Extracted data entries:
..............................

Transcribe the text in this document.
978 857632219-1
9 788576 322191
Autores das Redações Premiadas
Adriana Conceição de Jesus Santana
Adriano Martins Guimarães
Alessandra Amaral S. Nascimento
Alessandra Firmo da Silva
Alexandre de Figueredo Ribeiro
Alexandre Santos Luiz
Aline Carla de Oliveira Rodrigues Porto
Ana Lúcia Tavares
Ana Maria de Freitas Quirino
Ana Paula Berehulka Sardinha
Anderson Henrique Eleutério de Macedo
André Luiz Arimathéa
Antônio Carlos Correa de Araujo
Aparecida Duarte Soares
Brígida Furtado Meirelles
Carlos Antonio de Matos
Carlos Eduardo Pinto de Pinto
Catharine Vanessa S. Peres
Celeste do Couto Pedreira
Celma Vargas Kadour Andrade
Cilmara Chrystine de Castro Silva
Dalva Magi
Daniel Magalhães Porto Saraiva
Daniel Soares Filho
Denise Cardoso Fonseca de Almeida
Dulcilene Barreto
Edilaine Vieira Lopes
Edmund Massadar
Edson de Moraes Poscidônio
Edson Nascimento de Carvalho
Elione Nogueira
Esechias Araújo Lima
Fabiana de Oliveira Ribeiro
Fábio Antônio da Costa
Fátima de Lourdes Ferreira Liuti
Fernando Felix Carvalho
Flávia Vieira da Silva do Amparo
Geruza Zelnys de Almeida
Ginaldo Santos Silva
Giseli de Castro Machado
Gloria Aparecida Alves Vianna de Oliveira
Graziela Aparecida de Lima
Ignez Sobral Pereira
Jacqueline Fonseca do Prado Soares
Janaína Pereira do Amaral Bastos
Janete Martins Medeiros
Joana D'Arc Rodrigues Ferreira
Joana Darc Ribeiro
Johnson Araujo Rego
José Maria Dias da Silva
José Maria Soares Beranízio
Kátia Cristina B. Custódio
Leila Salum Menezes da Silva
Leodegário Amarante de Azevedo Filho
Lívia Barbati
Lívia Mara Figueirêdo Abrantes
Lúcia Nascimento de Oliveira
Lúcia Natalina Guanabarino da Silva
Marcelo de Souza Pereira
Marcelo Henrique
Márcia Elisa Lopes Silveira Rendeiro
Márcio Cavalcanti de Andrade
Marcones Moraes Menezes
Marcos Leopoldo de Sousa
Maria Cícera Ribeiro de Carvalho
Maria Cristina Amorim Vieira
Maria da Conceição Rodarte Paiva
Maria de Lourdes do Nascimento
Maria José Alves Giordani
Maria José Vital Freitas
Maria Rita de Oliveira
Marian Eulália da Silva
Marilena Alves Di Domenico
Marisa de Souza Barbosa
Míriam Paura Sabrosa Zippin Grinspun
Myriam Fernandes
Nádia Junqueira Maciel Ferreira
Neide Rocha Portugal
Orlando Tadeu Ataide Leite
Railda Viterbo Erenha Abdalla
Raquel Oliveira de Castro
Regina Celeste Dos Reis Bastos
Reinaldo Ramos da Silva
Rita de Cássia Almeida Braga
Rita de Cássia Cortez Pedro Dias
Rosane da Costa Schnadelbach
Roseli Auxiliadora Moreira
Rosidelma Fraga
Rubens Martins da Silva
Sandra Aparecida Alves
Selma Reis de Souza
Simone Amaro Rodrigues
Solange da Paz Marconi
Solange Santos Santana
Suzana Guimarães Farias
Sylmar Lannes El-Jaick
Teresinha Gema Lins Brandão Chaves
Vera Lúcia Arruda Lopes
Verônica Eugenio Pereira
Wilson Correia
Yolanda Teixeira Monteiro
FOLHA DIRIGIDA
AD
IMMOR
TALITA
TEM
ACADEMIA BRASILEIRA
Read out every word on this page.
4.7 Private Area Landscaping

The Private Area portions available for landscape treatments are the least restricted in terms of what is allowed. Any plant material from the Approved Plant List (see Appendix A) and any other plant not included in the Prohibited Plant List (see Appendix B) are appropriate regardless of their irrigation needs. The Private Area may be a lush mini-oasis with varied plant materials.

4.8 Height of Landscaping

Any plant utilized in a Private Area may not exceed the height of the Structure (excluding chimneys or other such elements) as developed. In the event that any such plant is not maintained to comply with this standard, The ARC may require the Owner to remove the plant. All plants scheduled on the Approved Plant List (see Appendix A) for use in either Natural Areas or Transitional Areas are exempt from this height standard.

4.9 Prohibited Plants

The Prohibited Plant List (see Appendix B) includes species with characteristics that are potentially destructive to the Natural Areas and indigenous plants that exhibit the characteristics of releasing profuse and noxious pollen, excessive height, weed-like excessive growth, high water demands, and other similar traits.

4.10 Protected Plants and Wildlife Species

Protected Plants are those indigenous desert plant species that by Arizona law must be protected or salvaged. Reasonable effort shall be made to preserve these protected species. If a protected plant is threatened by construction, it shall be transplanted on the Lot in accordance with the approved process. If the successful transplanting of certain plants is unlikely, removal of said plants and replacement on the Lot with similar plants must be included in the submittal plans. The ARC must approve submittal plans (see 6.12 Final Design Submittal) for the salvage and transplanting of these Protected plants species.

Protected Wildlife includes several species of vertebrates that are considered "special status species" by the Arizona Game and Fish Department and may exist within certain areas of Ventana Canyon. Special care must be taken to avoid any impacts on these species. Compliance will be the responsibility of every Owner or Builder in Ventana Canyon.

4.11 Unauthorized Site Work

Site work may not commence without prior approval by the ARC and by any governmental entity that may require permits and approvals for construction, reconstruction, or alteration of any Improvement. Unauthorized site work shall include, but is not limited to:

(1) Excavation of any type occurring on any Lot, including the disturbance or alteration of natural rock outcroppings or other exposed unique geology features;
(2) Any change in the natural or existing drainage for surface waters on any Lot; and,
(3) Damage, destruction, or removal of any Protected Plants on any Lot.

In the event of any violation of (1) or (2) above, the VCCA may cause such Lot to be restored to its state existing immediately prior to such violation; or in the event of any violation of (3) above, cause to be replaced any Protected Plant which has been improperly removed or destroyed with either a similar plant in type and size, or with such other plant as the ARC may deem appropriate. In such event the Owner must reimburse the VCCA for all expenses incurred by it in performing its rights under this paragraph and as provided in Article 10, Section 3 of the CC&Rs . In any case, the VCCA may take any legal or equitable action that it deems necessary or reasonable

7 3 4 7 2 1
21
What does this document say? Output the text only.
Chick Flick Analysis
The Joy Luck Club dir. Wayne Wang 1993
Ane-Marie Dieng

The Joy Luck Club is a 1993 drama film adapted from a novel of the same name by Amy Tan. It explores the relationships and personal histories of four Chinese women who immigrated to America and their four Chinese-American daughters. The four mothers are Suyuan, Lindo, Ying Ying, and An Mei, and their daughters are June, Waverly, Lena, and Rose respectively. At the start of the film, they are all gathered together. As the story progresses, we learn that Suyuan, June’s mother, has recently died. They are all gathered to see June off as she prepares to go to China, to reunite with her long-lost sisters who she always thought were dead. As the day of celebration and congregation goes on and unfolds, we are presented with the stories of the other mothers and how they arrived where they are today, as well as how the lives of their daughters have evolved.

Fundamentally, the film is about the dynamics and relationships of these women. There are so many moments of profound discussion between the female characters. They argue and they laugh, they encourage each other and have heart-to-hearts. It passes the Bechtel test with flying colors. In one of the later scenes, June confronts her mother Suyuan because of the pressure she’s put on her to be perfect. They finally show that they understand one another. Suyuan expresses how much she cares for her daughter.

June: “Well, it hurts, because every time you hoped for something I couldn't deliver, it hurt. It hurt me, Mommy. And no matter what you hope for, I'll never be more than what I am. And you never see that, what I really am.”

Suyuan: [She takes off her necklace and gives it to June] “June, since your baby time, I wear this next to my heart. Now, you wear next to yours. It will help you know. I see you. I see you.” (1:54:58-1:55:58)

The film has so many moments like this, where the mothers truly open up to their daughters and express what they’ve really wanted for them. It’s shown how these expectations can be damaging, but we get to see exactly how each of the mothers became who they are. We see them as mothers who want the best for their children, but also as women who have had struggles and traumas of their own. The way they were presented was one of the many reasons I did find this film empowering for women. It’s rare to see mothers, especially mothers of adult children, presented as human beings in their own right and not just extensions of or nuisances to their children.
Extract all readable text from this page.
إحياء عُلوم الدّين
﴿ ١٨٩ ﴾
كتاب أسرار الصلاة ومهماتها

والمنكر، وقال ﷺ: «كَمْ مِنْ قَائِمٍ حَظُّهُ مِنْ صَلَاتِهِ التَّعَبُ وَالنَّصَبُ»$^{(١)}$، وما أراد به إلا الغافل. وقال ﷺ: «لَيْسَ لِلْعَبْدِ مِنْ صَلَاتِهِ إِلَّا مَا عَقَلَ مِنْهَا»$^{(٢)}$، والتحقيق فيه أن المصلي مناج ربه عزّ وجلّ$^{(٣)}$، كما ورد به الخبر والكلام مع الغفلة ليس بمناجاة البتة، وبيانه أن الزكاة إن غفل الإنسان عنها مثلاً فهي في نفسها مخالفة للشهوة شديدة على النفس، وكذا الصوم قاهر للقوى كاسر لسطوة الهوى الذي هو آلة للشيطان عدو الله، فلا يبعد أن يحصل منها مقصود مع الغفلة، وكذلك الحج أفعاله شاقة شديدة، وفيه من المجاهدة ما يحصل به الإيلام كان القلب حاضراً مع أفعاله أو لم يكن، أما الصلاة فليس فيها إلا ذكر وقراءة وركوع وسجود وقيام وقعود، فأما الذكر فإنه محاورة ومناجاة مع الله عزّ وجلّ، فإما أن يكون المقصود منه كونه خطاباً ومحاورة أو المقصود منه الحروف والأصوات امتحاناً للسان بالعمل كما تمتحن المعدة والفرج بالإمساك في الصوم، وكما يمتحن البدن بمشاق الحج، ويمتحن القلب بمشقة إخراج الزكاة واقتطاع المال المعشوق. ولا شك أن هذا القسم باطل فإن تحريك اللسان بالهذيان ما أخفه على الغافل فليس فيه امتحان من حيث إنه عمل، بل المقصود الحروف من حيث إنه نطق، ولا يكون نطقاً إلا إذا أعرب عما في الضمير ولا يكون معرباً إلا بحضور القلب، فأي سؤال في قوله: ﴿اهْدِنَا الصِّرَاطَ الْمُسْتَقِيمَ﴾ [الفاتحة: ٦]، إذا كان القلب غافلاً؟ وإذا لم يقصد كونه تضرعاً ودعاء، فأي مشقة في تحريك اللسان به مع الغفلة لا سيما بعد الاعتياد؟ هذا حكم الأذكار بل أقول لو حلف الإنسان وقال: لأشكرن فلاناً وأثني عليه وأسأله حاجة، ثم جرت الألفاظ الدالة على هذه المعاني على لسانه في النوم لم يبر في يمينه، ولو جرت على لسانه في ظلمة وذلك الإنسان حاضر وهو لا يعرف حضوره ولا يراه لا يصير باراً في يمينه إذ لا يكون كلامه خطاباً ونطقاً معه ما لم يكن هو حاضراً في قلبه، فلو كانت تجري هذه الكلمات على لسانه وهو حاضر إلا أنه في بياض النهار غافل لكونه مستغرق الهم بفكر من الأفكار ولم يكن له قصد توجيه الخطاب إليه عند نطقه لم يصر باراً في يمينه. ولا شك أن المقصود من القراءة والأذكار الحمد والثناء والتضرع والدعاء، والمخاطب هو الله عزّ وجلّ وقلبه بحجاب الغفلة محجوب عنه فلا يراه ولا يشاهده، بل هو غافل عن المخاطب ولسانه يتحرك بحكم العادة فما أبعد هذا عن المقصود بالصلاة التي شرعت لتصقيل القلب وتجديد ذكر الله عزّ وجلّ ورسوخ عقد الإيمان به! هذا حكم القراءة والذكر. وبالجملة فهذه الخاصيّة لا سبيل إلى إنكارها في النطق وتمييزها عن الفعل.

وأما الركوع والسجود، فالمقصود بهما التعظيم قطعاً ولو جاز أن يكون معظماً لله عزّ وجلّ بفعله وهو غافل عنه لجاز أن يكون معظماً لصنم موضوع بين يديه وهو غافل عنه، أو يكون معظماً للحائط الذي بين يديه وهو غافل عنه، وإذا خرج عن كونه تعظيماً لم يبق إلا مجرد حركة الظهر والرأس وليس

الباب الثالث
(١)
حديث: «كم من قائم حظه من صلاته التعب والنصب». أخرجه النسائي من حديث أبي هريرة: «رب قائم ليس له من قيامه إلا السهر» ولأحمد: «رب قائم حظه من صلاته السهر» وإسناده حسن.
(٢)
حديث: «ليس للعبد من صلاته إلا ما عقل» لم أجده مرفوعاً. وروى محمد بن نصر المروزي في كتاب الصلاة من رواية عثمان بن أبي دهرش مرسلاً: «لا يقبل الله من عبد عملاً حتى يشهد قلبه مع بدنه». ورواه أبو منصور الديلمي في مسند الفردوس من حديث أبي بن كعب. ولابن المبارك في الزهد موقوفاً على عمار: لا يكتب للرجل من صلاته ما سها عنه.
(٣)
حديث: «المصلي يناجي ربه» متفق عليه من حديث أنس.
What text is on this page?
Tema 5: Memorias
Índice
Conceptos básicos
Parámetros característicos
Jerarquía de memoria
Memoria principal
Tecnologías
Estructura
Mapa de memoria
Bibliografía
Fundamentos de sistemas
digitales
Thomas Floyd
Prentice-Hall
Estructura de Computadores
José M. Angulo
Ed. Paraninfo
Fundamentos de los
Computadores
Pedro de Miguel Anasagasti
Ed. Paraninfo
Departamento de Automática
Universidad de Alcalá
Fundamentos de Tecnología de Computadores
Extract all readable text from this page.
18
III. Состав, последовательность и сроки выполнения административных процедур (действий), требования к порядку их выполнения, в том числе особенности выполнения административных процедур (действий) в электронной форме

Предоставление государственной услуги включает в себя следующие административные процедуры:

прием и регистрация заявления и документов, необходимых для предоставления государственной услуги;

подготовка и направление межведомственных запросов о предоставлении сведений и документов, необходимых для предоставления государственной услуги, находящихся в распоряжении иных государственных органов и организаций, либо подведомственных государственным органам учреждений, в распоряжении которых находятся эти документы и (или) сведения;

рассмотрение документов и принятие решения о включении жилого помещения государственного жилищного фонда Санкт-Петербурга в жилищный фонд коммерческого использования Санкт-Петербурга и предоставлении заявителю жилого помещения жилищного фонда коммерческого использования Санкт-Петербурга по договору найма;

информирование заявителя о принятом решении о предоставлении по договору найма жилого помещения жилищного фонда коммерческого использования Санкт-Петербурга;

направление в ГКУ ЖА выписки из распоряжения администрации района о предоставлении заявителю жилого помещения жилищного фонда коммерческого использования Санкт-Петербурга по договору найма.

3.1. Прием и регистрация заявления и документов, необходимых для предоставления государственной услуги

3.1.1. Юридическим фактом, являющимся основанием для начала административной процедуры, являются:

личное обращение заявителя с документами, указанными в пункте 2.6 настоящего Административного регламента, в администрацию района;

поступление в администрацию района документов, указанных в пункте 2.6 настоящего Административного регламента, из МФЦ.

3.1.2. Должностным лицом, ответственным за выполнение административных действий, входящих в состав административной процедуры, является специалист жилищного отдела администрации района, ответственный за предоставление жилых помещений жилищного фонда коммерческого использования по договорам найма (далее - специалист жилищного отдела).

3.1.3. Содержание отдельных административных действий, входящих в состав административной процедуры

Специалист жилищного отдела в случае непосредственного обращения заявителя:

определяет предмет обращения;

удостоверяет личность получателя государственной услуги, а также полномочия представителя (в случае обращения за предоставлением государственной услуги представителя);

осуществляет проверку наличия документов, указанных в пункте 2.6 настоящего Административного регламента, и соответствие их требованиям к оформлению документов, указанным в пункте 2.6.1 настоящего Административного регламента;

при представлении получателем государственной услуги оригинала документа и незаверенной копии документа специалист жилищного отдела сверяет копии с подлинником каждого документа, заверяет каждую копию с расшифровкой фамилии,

..............................

→ **TO DO**: Copy every line from the records above that contains the word "existing".

→ **ANSWER IN FULL**:
(2) Any change in the natural or existing drainage for surface waters on any Lot; and,
In the event of any violation of (1) or (2) above, the VCCA may cause such Lot to be restored to its state existing immediately prior to such violation; or in the event of any violation of (3) above, cause to be replaced any Protected Plant which has been improperly removed or destroyed with either a similar plant in type and size, or with such other plant as the ARC may deem appropriate. In such event the Owner must reimburse the VCCA for all expenses incurred by it in performing its rights under this paragraph and as provided in Article 10, Section 3 of the CC&Rs . In any case, the VCCA may take any legal or equitable action that it deems necessary or reasonable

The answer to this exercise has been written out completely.